Please give the count of lines holding the string "text" and nothing besides.

(Data listing)
______

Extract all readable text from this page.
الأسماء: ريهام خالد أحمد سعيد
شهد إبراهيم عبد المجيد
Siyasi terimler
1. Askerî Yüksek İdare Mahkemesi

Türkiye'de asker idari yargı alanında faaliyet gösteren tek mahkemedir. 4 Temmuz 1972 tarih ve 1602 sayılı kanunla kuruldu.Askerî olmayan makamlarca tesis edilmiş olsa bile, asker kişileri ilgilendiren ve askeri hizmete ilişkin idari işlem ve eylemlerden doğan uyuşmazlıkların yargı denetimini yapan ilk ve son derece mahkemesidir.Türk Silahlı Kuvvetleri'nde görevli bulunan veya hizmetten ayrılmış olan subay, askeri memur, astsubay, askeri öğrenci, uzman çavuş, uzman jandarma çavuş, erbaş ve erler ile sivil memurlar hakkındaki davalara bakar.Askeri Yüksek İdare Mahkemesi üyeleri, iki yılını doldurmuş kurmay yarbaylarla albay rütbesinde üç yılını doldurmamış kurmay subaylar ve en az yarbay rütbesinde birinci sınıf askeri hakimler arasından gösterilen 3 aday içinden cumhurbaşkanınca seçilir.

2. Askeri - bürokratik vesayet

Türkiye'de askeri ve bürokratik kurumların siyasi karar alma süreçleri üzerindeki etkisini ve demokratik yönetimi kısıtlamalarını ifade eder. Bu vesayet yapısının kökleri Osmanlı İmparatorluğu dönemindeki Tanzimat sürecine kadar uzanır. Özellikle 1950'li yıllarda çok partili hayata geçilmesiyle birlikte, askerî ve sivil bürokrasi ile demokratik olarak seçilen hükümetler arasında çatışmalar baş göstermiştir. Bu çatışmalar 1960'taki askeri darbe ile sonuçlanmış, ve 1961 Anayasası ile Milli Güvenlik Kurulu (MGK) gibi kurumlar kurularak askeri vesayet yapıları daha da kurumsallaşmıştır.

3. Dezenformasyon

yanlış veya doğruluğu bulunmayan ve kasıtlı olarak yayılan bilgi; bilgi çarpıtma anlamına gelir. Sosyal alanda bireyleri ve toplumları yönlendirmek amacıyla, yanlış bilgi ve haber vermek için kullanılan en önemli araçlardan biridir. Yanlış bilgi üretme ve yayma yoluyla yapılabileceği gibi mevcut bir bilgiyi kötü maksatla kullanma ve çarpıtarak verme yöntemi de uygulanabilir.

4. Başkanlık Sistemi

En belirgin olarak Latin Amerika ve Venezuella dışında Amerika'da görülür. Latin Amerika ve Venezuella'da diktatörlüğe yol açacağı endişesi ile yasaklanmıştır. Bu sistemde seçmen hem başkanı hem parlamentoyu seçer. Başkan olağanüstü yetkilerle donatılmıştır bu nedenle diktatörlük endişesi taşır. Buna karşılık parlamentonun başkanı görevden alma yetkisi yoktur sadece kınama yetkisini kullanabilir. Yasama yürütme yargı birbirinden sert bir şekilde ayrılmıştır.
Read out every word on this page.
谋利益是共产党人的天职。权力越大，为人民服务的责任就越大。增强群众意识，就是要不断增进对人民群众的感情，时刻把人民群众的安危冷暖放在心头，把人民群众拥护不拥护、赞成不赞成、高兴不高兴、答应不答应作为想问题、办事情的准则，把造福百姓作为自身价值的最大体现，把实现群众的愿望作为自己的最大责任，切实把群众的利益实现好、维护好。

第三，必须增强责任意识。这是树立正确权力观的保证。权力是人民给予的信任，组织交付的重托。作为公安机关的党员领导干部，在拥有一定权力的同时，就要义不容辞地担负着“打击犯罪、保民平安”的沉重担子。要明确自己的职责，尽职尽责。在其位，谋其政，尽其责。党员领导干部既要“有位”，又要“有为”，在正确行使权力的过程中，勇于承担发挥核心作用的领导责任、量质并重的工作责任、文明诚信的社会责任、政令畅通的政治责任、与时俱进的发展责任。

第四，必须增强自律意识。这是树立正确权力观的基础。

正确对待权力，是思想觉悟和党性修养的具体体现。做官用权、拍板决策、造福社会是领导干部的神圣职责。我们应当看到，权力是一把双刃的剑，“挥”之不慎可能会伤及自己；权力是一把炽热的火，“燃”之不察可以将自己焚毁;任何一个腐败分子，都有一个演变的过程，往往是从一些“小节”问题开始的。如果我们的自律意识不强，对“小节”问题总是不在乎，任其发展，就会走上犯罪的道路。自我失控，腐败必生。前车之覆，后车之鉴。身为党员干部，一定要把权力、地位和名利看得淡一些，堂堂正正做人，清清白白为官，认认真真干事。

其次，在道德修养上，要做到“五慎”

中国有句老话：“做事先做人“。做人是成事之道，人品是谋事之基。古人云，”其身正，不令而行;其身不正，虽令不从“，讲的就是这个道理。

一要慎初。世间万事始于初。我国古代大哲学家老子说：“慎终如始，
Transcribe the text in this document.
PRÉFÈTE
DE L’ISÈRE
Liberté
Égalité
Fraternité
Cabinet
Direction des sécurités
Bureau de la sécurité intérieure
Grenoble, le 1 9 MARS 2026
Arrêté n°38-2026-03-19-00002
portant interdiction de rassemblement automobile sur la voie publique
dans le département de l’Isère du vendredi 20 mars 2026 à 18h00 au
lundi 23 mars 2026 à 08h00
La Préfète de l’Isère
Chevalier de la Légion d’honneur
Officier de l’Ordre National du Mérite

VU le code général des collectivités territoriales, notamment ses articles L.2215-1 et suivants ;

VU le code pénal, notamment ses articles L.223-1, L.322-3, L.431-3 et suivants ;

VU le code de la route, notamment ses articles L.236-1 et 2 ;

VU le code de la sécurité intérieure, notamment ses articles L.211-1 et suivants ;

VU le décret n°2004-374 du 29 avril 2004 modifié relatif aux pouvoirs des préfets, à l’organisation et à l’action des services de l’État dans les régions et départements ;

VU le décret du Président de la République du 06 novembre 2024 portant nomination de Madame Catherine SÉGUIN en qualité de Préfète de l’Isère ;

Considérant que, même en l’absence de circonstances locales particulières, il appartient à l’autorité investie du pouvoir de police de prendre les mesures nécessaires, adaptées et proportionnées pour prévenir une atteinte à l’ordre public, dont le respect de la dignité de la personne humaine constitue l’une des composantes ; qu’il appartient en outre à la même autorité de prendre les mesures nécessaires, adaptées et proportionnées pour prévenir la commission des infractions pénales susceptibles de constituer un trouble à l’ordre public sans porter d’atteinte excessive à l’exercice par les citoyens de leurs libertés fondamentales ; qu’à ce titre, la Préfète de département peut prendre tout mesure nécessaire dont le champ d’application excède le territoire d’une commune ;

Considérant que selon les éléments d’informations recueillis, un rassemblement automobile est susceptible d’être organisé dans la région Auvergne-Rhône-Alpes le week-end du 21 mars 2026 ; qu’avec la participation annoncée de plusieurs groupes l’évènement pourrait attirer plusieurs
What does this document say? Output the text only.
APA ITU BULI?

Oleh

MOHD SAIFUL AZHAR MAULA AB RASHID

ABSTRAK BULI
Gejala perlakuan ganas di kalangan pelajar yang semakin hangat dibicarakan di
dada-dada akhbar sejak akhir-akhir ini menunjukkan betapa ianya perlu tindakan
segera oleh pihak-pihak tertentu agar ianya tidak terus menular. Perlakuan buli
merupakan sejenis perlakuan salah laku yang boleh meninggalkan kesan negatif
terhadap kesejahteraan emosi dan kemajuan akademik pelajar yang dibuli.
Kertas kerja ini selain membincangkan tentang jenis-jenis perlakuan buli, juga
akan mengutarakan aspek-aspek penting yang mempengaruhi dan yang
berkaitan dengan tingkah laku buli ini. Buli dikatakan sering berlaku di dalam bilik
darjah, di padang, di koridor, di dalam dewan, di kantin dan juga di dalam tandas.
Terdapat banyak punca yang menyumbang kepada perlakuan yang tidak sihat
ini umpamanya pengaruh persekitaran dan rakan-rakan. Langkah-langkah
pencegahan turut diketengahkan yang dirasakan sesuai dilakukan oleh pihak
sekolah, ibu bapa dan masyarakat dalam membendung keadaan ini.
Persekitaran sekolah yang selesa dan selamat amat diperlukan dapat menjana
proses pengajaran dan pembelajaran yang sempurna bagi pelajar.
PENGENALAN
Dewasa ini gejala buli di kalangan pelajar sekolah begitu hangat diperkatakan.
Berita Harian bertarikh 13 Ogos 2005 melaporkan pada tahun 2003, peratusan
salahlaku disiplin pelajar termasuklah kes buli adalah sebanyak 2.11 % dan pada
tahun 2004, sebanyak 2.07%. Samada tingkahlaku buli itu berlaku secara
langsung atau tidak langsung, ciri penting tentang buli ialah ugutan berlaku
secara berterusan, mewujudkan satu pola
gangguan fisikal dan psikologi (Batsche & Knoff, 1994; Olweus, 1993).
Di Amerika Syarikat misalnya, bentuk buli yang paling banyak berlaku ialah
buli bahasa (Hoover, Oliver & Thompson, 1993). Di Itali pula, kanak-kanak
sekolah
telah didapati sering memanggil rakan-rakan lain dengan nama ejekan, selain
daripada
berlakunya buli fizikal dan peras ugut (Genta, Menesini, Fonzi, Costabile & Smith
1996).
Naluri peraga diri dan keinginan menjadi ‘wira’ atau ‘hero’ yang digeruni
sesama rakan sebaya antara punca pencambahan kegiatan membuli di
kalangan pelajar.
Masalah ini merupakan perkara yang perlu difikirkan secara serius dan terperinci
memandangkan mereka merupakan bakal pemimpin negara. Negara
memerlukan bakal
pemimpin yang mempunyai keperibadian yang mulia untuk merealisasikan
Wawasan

______

_Solution_
3